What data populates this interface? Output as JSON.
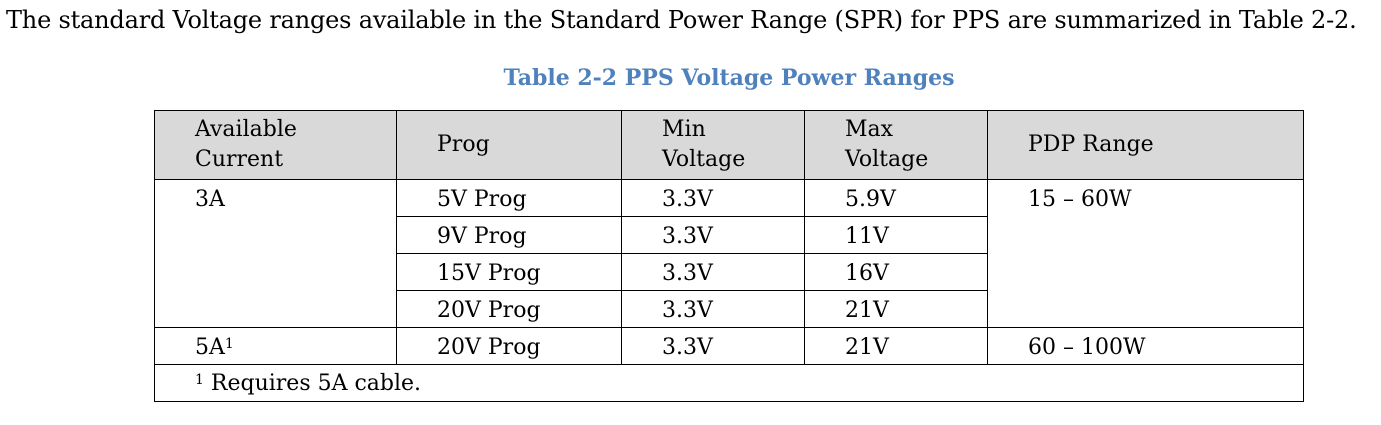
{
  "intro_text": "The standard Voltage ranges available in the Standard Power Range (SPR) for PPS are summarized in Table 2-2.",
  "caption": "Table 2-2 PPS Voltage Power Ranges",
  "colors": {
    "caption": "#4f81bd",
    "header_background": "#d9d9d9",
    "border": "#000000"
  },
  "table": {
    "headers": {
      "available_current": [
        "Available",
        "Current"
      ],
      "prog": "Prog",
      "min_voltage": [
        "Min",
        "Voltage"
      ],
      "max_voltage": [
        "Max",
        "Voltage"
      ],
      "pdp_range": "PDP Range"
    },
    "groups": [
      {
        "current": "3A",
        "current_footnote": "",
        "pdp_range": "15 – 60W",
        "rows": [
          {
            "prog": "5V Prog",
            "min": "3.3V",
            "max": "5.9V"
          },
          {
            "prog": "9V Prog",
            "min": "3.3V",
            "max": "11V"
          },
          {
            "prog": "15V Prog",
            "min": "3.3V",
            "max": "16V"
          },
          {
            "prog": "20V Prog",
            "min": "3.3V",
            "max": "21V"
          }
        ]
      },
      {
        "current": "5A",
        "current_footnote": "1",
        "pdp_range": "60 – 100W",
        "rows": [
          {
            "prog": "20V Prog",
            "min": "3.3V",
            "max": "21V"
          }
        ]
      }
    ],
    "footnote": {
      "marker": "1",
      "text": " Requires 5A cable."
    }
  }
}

==================================================

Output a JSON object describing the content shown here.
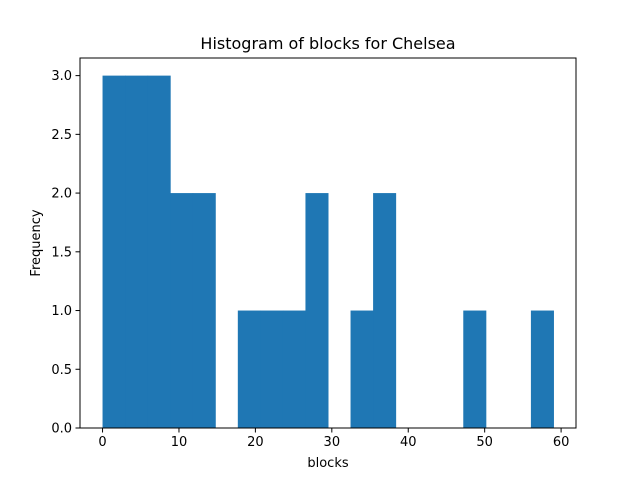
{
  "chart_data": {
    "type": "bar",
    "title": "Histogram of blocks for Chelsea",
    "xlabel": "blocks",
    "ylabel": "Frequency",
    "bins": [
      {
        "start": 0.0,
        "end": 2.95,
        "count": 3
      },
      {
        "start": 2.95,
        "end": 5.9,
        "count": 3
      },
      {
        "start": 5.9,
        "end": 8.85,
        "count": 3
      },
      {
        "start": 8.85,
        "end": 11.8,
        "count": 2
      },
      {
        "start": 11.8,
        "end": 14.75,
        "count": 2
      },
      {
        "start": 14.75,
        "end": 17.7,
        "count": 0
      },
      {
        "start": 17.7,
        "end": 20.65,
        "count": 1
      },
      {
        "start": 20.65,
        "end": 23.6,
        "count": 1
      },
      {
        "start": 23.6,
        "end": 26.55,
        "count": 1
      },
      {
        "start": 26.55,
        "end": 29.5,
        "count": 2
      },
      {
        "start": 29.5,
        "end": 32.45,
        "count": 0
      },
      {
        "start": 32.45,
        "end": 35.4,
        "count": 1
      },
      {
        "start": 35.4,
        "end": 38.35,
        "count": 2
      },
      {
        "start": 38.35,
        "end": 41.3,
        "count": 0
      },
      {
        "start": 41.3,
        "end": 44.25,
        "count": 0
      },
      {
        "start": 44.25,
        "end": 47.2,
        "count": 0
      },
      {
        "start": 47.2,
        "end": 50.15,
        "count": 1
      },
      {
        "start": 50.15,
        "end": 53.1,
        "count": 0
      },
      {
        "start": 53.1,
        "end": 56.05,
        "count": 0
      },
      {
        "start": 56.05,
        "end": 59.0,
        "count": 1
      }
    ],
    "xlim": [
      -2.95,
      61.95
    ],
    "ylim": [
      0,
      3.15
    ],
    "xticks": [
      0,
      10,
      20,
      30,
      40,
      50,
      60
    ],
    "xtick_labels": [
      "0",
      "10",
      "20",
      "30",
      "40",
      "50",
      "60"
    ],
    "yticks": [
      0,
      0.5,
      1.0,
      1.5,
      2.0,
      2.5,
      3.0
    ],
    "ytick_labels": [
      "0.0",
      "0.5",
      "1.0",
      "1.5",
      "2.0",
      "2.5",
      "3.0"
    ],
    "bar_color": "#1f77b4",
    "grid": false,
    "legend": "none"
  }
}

==================================================

What is required:
Identify how many lines in the entries above contain the word "JSON" and provide only that figure.

The completed task:
2